*WRITTEN TASKS*
1. Answer each item below using the MNIST notebook, marking your answers (a), (b) and (c).
(a) Which library does the notebook name for graphs?
(b) To what size are the images reduced for feature extraction?
(c) From which file is the list of all the images read?
2. For each statement below, state whether it agrees with the MNIST notebook. Support each yes or no with the deciding words from the notebook, quoted exactly.
(a) The notebook uses pandas for image processing.
(b) Good results on MNIST show that an algorithm is good.
(c) The extracted features are kept in a matrix named X.

*DOCUMENT SECTION*
********************

## Experiments on the MNIST dataset

The goal of this notebook is to train  several classifiers on the classical MNIST database. This database is very popular in the machine learning community as a first test for new algorithms. This dataset is quite simple and artificial : having good results on MNIST does not mean that your algorithm is good, but having bad results surely means that you have to improve your algorithm. You can find reference results on the MNIST dataset [here](http://yann.lecun.com/exdb/mnist/).

You can download the images from [here](http://dataiku.teklia.com/Images/MNIST/MNIST_all.tar_gz)


### Libraries 

We will use the following libraries : 
* sklearn (scikit-learn) for machine learning algorithms
* pandas for manipulating data
* PIL for image processing
* seaborn for graphs


In [None]:
from IPython.display import clear_output
import itertools
import matplotlib.pyplot as plt
import numpy as np
import os
import pandas as pd
from PIL import Image, ImageFilter
from pprint import pprint
import random
import seaborn as sns
from sklearn import metrics, neighbors, linear_model,svm
from sklearn.naive_bayes import MultinomialNB
from sklearn.model_selection import train_test_split, GridSearchCV
from sklearn.metrics import confusion_matrix, classification_report
from sklearn.model_selection import ShuffleSplit, StratifiedShuffleSplit
from sklearn.preprocessing import StandardScaler
from time import time

%matplotlib inline

### Feature extraction

The first step is to extract features from the images to convert the image into a feature vectors. ALl the images  have the same size, 32x32 pixels. We reduce them to 8x8 pixels and use the 64 pixels values vector as the features. The function `extract_features_subresolution` process a given image and return the feature vector. The list of all the images is read from the file `Data/MNIST_all.csv`. The features are stored in a matrix `X` and the target class in a vector `y`.

********************

(Recorded data)
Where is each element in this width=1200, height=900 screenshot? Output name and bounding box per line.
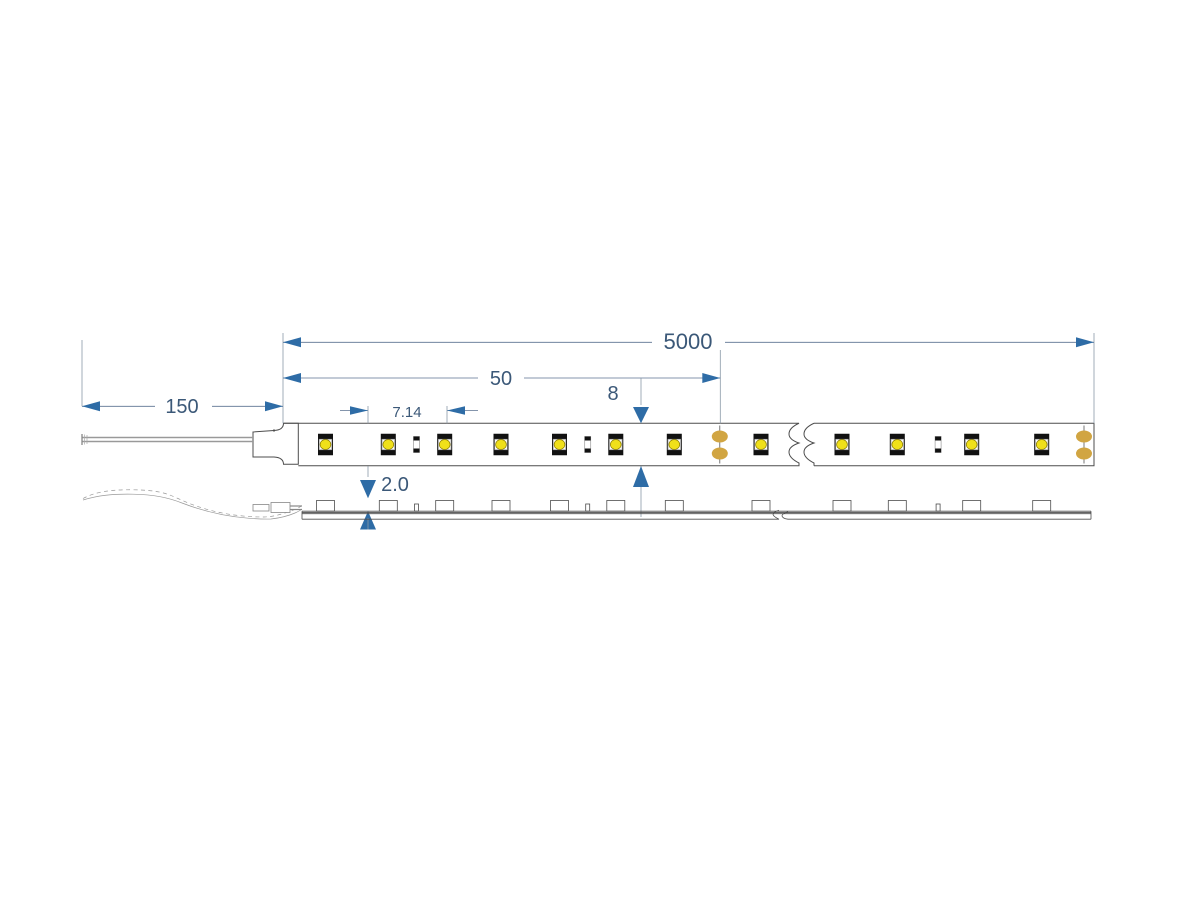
svg-text:2.0: 2.0 [381,474,409,496]
svg-text:150: 150 [165,396,198,418]
svg-text:8: 8 [607,383,618,405]
svg-text:5000: 5000 [664,329,713,354]
svg-text:7.14: 7.14 [392,404,421,421]
svg-text:50: 50 [490,368,512,390]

********************

*ANSWERS PER TASK*
1.
(a) seaborn
(b) 8x8 pixels
(c) `Data/MNIST_all.csv`

2.
(a) No: "PIL for image processing"
(b) No: "having good results on MNIST does not mean that your algorithm is good"
(c) Yes: "The features are stored in a matrix `X`"